▸ PROMPT
Return each line of the records holding the string "start".

▸ TASK INPUTS
= = =
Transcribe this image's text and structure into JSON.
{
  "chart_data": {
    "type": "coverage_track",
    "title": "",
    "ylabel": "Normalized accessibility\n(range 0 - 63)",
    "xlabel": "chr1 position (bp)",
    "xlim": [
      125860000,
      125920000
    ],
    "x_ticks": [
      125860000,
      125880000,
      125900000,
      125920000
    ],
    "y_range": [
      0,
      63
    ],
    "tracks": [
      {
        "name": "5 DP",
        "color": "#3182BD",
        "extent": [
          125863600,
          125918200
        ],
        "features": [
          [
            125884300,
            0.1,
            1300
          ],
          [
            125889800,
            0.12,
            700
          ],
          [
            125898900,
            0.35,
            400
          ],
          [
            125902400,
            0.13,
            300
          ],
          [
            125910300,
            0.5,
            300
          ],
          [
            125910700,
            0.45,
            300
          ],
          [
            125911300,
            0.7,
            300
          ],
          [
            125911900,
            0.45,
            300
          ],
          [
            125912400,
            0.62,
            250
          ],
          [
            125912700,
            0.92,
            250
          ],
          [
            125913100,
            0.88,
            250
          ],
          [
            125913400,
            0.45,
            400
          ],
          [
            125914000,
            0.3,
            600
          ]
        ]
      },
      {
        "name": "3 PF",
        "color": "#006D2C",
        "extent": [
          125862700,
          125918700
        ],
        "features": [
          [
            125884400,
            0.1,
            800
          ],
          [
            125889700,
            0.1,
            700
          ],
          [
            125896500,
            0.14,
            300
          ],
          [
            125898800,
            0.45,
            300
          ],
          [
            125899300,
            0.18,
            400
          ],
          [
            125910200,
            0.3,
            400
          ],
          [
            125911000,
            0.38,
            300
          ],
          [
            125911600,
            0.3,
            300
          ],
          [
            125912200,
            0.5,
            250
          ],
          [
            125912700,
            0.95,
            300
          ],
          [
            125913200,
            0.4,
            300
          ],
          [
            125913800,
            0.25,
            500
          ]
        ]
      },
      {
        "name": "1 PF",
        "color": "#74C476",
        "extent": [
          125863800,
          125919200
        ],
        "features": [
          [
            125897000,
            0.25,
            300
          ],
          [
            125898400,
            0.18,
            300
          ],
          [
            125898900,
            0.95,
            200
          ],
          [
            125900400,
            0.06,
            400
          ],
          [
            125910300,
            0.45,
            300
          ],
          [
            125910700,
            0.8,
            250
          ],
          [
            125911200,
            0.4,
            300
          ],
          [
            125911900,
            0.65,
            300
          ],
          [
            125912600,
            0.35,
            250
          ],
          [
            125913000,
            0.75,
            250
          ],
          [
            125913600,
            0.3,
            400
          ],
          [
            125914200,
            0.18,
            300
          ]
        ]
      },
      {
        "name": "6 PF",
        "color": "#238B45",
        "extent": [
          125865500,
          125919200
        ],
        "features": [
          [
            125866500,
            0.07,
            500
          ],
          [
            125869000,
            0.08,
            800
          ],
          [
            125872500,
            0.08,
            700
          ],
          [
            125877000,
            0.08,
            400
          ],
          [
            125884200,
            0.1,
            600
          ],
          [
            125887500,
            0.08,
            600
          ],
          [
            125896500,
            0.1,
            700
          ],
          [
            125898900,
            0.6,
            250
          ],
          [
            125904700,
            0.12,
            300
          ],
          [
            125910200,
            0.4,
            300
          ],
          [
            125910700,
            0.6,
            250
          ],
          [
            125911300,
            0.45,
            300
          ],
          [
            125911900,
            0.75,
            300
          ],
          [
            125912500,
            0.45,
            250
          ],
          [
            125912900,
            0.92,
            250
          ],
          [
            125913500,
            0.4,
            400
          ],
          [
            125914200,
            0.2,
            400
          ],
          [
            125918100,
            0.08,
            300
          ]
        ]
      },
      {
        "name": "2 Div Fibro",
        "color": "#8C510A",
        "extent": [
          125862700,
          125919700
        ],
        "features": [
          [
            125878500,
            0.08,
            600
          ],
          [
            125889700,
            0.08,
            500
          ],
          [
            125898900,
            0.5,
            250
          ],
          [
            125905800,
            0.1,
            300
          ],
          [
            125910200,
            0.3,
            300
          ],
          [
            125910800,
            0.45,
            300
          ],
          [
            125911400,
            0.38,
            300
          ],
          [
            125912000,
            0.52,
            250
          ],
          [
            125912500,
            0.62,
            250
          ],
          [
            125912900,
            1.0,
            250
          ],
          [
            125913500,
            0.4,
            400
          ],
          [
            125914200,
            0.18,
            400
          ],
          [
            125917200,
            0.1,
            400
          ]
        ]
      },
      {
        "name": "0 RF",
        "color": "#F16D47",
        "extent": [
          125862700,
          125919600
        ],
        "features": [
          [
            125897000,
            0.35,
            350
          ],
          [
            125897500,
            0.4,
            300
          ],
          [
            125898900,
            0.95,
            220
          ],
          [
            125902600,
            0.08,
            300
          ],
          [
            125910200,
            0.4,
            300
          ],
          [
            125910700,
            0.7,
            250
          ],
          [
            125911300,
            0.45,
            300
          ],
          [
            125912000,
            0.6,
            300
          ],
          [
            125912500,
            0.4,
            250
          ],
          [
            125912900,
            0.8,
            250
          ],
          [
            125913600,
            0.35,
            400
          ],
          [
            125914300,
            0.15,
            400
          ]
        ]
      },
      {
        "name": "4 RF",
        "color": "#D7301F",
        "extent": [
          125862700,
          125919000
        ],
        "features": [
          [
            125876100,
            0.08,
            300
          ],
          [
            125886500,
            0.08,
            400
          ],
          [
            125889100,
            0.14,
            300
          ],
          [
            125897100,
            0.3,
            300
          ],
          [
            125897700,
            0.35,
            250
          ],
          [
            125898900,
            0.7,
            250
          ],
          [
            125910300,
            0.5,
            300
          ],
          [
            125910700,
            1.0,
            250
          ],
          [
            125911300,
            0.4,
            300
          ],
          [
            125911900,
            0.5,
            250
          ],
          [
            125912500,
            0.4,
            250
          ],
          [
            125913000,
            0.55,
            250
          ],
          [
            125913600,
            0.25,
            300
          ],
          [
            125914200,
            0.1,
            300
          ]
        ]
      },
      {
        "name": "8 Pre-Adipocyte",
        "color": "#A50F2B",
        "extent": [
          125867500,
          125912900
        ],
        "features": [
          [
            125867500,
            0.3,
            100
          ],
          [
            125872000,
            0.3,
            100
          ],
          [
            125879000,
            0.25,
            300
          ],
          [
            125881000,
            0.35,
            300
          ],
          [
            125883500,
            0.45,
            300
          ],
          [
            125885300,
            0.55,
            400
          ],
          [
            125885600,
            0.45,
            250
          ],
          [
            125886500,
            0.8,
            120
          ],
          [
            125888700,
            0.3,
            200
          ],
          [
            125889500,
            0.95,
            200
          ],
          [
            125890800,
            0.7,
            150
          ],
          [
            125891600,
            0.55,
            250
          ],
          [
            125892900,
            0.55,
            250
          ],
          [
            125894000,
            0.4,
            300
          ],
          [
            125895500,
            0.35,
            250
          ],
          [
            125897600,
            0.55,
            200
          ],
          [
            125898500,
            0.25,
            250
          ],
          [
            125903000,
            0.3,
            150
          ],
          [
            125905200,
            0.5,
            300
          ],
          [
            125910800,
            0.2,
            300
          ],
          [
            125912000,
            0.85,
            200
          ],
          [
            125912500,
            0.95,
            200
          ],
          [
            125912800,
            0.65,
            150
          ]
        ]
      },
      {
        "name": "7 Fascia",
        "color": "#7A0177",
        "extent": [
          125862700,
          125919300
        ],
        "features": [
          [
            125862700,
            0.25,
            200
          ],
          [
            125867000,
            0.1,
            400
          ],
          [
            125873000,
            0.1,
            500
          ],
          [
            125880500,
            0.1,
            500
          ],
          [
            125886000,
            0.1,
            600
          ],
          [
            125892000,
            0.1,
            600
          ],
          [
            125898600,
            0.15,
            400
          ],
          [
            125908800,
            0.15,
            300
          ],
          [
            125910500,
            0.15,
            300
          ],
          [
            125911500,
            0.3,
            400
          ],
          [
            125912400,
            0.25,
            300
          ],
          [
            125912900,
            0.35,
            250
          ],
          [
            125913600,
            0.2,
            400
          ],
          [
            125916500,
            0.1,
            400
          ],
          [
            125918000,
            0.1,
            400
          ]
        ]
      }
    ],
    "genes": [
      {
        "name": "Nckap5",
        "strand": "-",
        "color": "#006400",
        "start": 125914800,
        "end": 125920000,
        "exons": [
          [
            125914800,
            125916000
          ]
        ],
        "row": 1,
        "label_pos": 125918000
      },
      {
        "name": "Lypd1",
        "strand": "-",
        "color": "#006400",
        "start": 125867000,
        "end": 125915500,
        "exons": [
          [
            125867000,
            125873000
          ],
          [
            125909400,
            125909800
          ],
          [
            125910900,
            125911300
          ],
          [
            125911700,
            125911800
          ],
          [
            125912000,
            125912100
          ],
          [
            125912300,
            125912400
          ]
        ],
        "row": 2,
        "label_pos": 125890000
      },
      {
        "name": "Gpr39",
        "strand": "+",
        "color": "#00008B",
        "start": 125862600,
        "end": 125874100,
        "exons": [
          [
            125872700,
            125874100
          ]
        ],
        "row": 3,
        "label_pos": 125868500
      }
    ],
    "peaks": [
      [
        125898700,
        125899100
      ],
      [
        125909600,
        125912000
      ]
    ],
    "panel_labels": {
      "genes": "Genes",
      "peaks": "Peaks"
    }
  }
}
= = =
▸ FINAL ANSWER
        "start": 125914800,
        "start": 125867000,
        "start": 125862600,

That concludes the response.